== Recorded information ==

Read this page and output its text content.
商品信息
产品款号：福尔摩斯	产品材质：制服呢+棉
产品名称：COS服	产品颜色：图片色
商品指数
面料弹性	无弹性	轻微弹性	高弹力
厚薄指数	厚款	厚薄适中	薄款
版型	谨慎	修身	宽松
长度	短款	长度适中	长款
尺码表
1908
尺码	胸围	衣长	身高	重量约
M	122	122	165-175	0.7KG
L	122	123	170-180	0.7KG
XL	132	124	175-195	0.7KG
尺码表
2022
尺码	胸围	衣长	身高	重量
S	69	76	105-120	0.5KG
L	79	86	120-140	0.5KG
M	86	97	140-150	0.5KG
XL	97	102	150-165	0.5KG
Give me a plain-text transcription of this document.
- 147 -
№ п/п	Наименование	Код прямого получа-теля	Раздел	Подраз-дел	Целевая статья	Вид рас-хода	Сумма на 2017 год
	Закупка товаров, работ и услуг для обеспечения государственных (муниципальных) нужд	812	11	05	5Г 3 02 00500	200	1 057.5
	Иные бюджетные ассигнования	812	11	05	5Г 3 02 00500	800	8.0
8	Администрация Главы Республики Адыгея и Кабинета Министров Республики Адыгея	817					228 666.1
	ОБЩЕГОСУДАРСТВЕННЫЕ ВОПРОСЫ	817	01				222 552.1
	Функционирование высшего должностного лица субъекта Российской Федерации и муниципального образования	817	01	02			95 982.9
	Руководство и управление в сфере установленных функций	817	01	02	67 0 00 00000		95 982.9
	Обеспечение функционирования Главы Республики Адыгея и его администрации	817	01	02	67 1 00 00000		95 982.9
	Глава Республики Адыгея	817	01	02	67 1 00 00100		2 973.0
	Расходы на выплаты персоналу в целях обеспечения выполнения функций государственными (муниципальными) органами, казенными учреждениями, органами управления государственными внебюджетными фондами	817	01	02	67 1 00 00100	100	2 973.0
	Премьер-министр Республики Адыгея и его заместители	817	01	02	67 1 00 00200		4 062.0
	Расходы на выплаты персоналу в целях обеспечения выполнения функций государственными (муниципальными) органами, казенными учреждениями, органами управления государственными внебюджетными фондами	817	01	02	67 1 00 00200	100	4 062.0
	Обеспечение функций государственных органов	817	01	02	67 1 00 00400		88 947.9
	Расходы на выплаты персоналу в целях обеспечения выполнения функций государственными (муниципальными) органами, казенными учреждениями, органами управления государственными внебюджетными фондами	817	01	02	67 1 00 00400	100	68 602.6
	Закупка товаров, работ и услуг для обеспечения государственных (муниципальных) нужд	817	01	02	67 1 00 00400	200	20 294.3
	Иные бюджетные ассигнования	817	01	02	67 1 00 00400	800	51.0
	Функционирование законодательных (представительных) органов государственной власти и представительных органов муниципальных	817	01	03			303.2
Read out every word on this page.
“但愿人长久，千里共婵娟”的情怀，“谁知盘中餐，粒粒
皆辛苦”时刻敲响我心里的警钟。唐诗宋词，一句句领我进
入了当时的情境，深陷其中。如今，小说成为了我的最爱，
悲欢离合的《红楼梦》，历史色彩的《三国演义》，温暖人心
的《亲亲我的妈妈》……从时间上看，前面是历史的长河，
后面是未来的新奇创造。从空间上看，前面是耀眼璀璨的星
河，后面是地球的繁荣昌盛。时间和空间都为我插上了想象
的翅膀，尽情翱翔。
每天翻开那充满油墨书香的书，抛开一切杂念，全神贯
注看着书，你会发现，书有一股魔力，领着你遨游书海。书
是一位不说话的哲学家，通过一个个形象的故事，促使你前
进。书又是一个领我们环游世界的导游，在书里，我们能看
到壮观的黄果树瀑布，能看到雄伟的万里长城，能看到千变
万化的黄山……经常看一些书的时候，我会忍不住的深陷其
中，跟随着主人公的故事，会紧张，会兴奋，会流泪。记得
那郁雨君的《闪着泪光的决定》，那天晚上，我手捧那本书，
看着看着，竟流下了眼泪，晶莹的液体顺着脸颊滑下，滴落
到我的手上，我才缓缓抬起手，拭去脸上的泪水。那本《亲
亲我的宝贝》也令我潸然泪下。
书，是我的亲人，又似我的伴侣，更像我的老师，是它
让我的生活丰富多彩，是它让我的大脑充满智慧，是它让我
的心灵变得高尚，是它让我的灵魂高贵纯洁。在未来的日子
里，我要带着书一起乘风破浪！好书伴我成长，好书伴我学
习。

===

* Task instructions: Find the string "казенными" in the listing and return every line that holds it.

* Exercise answer:
	Расходы на выплаты персоналу в целях обеспечения выполнения функций государственными (муниципальными) органами, казенными учреждениями, органами управления государственными внебюджетными фондами	817	01	02	67 1 00 00100	100	2 973.0
	Расходы на выплаты персоналу в целях обеспечения выполнения функций государственными (муниципальными) органами, казенными учреждениями, органами управления государственными внебюджетными фондами	817	01	02	67 1 00 00200	100	4 062.0
	Расходы на выплаты персоналу в целях обеспечения выполнения функций государственными (муниципальными) органами, казенными учреждениями, органами управления государственными внебюджетными фондами	817	01	02	67 1 00 00400	100	68 602.6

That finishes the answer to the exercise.